REQUIRED TASK: Copy out all of the data below with no alterations.

((

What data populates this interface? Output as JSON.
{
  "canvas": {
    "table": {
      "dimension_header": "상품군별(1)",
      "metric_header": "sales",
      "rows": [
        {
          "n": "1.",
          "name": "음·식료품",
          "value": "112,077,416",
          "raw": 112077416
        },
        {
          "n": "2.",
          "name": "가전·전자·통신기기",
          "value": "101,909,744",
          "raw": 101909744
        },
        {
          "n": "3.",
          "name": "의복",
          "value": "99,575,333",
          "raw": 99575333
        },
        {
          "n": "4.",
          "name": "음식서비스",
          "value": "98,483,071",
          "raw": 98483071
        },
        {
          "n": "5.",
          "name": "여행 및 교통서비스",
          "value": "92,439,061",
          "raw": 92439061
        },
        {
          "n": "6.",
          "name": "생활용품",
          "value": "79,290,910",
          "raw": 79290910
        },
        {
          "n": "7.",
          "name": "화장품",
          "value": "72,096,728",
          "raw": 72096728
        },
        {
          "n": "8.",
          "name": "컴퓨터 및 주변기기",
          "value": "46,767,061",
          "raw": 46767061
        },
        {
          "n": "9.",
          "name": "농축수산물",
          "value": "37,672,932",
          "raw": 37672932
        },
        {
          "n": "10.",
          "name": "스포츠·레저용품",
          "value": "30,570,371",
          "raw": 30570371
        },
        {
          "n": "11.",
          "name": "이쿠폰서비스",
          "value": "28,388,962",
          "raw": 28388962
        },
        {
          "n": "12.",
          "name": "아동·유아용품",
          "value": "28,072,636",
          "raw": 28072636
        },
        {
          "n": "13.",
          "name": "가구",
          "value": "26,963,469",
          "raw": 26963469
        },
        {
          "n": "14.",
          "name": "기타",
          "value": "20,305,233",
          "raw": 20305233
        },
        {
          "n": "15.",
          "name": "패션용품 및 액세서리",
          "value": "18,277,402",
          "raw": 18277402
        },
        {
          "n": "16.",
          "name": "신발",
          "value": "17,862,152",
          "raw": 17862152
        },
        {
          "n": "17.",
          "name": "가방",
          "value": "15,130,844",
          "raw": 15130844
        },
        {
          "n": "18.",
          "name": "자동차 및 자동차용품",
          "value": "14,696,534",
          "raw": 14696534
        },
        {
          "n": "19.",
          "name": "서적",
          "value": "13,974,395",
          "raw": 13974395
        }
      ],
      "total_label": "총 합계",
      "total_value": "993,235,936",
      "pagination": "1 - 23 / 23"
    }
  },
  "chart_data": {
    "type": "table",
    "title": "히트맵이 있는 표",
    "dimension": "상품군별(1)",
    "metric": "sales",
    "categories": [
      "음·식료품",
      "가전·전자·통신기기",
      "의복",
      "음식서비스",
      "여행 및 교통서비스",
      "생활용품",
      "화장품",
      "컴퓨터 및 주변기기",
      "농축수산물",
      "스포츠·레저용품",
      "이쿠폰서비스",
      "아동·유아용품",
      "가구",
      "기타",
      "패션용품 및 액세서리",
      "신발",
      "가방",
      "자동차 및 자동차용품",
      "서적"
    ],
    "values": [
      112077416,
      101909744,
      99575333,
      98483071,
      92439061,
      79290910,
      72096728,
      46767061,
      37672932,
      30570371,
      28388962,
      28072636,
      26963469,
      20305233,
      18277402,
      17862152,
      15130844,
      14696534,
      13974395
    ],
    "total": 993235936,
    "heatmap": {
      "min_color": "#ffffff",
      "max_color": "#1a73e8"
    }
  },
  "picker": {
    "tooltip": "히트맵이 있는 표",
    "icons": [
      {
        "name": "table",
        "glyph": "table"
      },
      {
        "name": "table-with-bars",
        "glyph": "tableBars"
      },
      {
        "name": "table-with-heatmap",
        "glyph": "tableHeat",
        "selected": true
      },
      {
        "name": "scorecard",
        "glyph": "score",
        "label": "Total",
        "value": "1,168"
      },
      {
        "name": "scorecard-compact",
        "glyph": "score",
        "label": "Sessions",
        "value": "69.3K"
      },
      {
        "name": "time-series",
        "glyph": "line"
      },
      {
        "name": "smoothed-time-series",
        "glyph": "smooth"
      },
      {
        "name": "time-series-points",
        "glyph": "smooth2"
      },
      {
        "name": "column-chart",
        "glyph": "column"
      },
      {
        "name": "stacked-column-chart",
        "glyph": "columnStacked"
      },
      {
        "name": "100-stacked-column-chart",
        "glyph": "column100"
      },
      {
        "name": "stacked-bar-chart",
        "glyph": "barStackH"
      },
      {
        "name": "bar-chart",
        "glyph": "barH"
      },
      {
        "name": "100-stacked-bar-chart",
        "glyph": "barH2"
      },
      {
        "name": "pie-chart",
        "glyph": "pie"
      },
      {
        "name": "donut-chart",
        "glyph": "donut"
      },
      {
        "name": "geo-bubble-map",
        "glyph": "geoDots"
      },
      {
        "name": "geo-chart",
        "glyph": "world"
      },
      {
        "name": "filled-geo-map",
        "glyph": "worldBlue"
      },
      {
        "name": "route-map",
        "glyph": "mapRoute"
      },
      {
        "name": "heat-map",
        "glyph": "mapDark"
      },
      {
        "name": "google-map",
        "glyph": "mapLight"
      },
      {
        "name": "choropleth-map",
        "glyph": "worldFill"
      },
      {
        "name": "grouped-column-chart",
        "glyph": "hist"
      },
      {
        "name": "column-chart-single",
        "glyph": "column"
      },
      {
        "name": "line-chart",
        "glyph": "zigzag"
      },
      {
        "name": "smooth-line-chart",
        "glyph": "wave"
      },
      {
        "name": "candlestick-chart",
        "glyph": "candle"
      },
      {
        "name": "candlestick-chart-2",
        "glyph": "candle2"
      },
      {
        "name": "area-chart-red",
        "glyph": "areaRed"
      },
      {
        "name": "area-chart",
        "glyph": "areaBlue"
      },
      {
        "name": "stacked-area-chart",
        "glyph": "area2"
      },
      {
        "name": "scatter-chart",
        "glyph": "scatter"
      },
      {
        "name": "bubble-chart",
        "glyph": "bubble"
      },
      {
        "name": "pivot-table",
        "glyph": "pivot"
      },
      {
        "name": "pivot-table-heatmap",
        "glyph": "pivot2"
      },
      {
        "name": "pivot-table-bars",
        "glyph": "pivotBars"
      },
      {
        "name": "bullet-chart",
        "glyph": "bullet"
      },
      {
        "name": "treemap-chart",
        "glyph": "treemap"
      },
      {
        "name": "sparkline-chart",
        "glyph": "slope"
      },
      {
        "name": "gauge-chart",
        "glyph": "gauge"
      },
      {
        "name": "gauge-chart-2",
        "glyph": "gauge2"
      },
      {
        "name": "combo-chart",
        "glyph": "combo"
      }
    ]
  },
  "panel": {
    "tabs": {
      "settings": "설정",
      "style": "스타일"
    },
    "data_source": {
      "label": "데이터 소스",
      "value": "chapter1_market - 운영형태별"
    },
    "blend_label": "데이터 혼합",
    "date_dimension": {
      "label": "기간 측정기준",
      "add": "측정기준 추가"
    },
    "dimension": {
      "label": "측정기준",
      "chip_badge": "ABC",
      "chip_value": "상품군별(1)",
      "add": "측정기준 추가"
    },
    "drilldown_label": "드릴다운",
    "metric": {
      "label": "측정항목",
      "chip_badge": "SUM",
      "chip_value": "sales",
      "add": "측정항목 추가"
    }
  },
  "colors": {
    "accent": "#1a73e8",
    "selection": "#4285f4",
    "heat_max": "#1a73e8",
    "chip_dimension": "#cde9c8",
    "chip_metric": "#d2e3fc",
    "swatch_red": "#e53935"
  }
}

))

SOLUTION FOR THIS PROBLEM:
What data populates this interface? Output as JSON.
{
  "canvas": {
    "table": {
      "dimension_header": "상품군별(1)",
      "metric_header": "sales",
      "rows": [
        {
          "n": "1.",
          "name": "음·식료품",
          "value": "112,077,416",
          "raw": 112077416
        },
        {
          "n": "2.",
          "name": "가전·전자·통신기기",
          "value": "101,909,744",
          "raw": 101909744
        },
        {
          "n": "3.",
          "name": "의복",
          "value": "99,575,333",
          "raw": 99575333
        },
        {
          "n": "4.",
          "name": "음식서비스",
          "value": "98,483,071",
          "raw": 98483071
        },
        {
          "n": "5.",
          "name": "여행 및 교통서비스",
          "value": "92,439,061",
          "raw": 92439061
        },
        {
          "n": "6.",
          "name": "생활용품",
          "value": "79,290,910",
          "raw": 79290910
        },
        {
          "n": "7.",
          "name": "화장품",
          "value": "72,096,728",
          "raw": 72096728
        },
        {
          "n": "8.",
          "name": "컴퓨터 및 주변기기",
          "value": "46,767,061",
          "raw": 46767061
        },
        {
          "n": "9.",
          "name": "농축수산물",
          "value": "37,672,932",
          "raw": 37672932
        },
        {
          "n": "10.",
          "name": "스포츠·레저용품",
          "value": "30,570,371",
          "raw": 30570371
        },
        {
          "n": "11.",
          "name": "이쿠폰서비스",
          "value": "28,388,962",
          "raw": 28388962
        },
        {
          "n": "12.",
          "name": "아동·유아용품",
          "value": "28,072,636",
          "raw": 28072636
        },
        {
          "n": "13.",
          "name": "가구",
          "value": "26,963,469",
          "raw": 26963469
        },
        {
          "n": "14.",
          "name": "기타",
          "value": "20,305,233",
          "raw": 20305233
        },
        {
          "n": "15.",
          "name": "패션용품 및 액세서리",
          "value": "18,277,402",
          "raw": 18277402
        },
        {
          "n": "16.",
          "name": "신발",
          "value": "17,862,152",
          "raw": 17862152
        },
        {
          "n": "17.",
          "name": "가방",
          "value": "15,130,844",
          "raw": 15130844
        },
        {
          "n": "18.",
          "name": "자동차 및 자동차용품",
          "value": "14,696,534",
          "raw": 14696534
        },
        {
          "n": "19.",
          "name": "서적",
          "value": "13,974,395",
          "raw": 13974395
        }
      ],
      "total_label": "총 합계",
      "total_value": "993,235,936",
      "pagination": "1 - 23 / 23"
    }
  },
  "chart_data": {
    "type": "table",
    "title": "히트맵이 있는 표",
    "dimension": "상품군별(1)",
    "metric": "sales",
    "categories": [
      "음·식료품",
      "가전·전자·통신기기",
      "의복",
      "음식서비스",
      "여행 및 교통서비스",
      "생활용품",
      "화장품",
      "컴퓨터 및 주변기기",
      "농축수산물",
      "스포츠·레저용품",
      "이쿠폰서비스",
      "아동·유아용품",
      "가구",
      "기타",
      "패션용품 및 액세서리",
      "신발",
      "가방",
      "자동차 및 자동차용품",
      "서적"
    ],
    "values": [
      112077416,
      101909744,
      99575333,
      98483071,
      92439061,
      79290910,
      72096728,
      46767061,
      37672932,
      30570371,
      28388962,
      28072636,
      26963469,
      20305233,
      18277402,
      17862152,
      15130844,
      14696534,
      13974395
    ],
    "total": 993235936,
    "heatmap": {
      "min_color": "#ffffff",
      "max_color": "#1a73e8"
    }
  },
  "picker": {
    "tooltip": "히트맵이 있는 표",
    "icons": [
      {
        "name": "table",
        "glyph": "table"
      },
      {
        "name": "table-with-bars",
        "glyph": "tableBars"
      },
      {
        "name": "table-with-heatmap",
        "glyph": "tableHeat",
        "selected": true
      },
      {
        "name": "scorecard",
        "glyph": "score",
        "label": "Total",
        "value": "1,168"
      },
      {
        "name": "scorecard-compact",
        "glyph": "score",
        "label": "Sessions",
        "value": "69.3K"
      },
      {
        "name": "time-series",
        "glyph": "line"
      },
      {
        "name": "smoothed-time-series",
        "glyph": "smooth"
      },
      {
        "name": "time-series-points",
        "glyph": "smooth2"
      },
      {
        "name": "column-chart",
        "glyph": "column"
      },
      {
        "name": "stacked-column-chart",
        "glyph": "columnStacked"
      },
      {
        "name": "100-stacked-column-chart",
        "glyph": "column100"
      },
      {
        "name": "stacked-bar-chart",
        "glyph": "barStackH"
      },
      {
        "name": "bar-chart",
        "glyph": "barH"
      },
      {
        "name": "100-stacked-bar-chart",
        "glyph": "barH2"
      },
      {
        "name": "pie-chart",
        "glyph": "pie"
      },
      {
        "name": "donut-chart",
        "glyph": "donut"
      },
      {
        "name": "geo-bubble-map",
        "glyph": "geoDots"
      },
      {
        "name": "geo-chart",
        "glyph": "world"
      },
      {
        "name": "filled-geo-map",
        "glyph": "worldBlue"
      },
      {
        "name": "route-map",
        "glyph": "mapRoute"
      },
      {
        "name": "heat-map",
        "glyph": "mapDark"
      },
      {
        "name": "google-map",
        "glyph": "mapLight"
      },
      {
        "name": "choropleth-map",
        "glyph": "worldFill"
      },
      {
        "name": "grouped-column-chart",
        "glyph": "hist"
      },
      {
        "name": "column-chart-single",
        "glyph": "column"
      },
      {
        "name": "line-chart",
        "glyph": "zigzag"
      },
      {
        "name": "smooth-line-chart",
        "glyph": "wave"
      },
      {
        "name": "candlestick-chart",
        "glyph": "candle"
      },
      {
        "name": "candlestick-chart-2",
        "glyph": "candle2"
      },
      {
        "name": "area-chart-red",
        "glyph": "areaRed"
      },
      {
        "name": "area-chart",
        "glyph": "areaBlue"
      },
      {
        "name": "stacked-area-chart",
        "glyph": "area2"
      },
      {
        "name": "scatter-chart",
        "glyph": "scatter"
      },
      {
        "name": "bubble-chart",
        "glyph": "bubble"
      },
      {
        "name": "pivot-table",
        "glyph": "pivot"
      },
      {
        "name": "pivot-table-heatmap",
        "glyph": "pivot2"
      },
      {
        "name": "pivot-table-bars",
        "glyph": "pivotBars"
      },
      {
        "name": "bullet-chart",
        "glyph": "bullet"
      },
      {
        "name": "treemap-chart",
        "glyph": "treemap"
      },
      {
        "name": "sparkline-chart",
        "glyph": "slope"
      },
      {
        "name": "gauge-chart",
        "glyph": "gauge"
      },
      {
        "name": "gauge-chart-2",
        "glyph": "gauge2"
      },
      {
        "name": "combo-chart",
        "glyph": "combo"
      }
    ]
  },
  "panel": {
    "tabs": {
      "settings": "설정",
      "style": "스타일"
    },
    "data_source": {
      "label": "데이터 소스",
      "value": "chapter1_market - 운영형태별"
    },
    "blend_label": "데이터 혼합",
    "date_dimension": {
      "label": "기간 측정기준",
      "add": "측정기준 추가"
    },
    "dimension": {
      "label": "측정기준",
      "chip_badge": "ABC",
      "chip_value": "상품군별(1)",
      "add": "측정기준 추가"
    },
    "drilldown_label": "드릴다운",
    "metric": {
      "label": "측정항목",
      "chip_badge": "SUM",
      "chip_value": "sales",
      "add": "측정항목 추가"
    }
  },
  "colors": {
    "accent": "#1a73e8",
    "selection": "#4285f4",
    "heat_max": "#1a73e8",
    "chip_dimension": "#cde9c8",
    "chip_metric": "#d2e3fc",
    "swatch_red": "#e53935"
  }
}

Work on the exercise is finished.